WRITTEN TASK
Copy everything in the data below exactly except the pictures.

Dataset records on visual material
━━━━━━━━
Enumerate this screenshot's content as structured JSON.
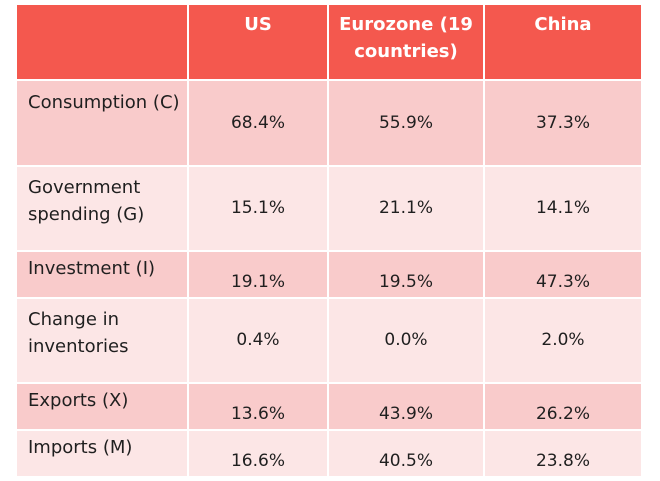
{
  "table": {
    "columns": [
      "",
      "US",
      "Eurozone (19 countries)",
      "China"
    ],
    "rows": [
      {
        "label": "Consumption (C)",
        "values": [
          "68.4%",
          "55.9%",
          "37.3%"
        ]
      },
      {
        "label": "Government spending (G)",
        "values": [
          "15.1%",
          "21.1%",
          "14.1%"
        ]
      },
      {
        "label": "Investment (I)",
        "values": [
          "19.1%",
          "19.5%",
          "47.3%"
        ]
      },
      {
        "label": "Change in inventories",
        "values": [
          "0.4%",
          "0.0%",
          "2.0%"
        ]
      },
      {
        "label": "Exports (X)",
        "values": [
          "13.6%",
          "43.9%",
          "26.2%"
        ]
      },
      {
        "label": "Imports (M)",
        "values": [
          "16.6%",
          "40.5%",
          "23.8%"
        ]
      }
    ]
  },
  "colors": {
    "header": "#f4584e",
    "row_dark": "#f9cbcb",
    "row_light": "#fce6e6"
  }
}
━━━━━━━━
FULL SOLUTION
Enumerate this screenshot's content as structured JSON.
{
  "table": {
    "columns": [
      "",
      "US",
      "Eurozone (19 countries)",
      "China"
    ],
    "rows": [
      {
        "label": "Consumption (C)",
        "values": [
          "68.4%",
          "55.9%",
          "37.3%"
        ]
      },
      {
        "label": "Government spending (G)",
        "values": [
          "15.1%",
          "21.1%",
          "14.1%"
        ]
      },
      {
        "label": "Investment (I)",
        "values": [
          "19.1%",
          "19.5%",
          "47.3%"
        ]
      },
      {
        "label": "Change in inventories",
        "values": [
          "0.4%",
          "0.0%",
          "2.0%"
        ]
      },
      {
        "label": "Exports (X)",
        "values": [
          "13.6%",
          "43.9%",
          "26.2%"
        ]
      },
      {
        "label": "Imports (M)",
        "values": [
          "16.6%",
          "40.5%",
          "23.8%"
        ]
      }
    ]
  },
  "colors": {
    "header": "#f4584e",
    "row_dark": "#f9cbcb",
    "row_light": "#fce6e6"
  }
}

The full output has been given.